*Records supplied*:
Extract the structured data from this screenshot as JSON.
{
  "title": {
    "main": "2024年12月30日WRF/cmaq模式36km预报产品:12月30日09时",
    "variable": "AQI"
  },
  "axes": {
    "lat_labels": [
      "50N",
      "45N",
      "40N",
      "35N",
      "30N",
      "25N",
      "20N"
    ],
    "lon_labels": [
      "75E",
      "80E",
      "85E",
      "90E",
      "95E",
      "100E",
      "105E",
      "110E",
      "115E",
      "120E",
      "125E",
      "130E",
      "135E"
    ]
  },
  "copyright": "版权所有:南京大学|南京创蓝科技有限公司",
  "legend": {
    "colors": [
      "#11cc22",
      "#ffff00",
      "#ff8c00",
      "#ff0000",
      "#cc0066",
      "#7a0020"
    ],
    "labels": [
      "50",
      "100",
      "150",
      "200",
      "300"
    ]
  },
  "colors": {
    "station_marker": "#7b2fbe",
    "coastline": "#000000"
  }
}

*Task*: Using the data above, output each line exactly.

*Exercise response*:
Extract the structured data from this screenshot as JSON.
{
  "title": {
    "main": "2024年12月30日WRF/cmaq模式36km预报产品:12月30日09时",
    "variable": "AQI"
  },
  "axes": {
    "lat_labels": [
      "50N",
      "45N",
      "40N",
      "35N",
      "30N",
      "25N",
      "20N"
    ],
    "lon_labels": [
      "75E",
      "80E",
      "85E",
      "90E",
      "95E",
      "100E",
      "105E",
      "110E",
      "115E",
      "120E",
      "125E",
      "130E",
      "135E"
    ]
  },
  "copyright": "版权所有:南京大学|南京创蓝科技有限公司",
  "legend": {
    "colors": [
      "#11cc22",
      "#ffff00",
      "#ff8c00",
      "#ff0000",
      "#cc0066",
      "#7a0020"
    ],
    "labels": [
      "50",
      "100",
      "150",
      "200",
      "300"
    ]
  },
  "colors": {
    "station_marker": "#7b2fbe",
    "coastline": "#000000"
  }
}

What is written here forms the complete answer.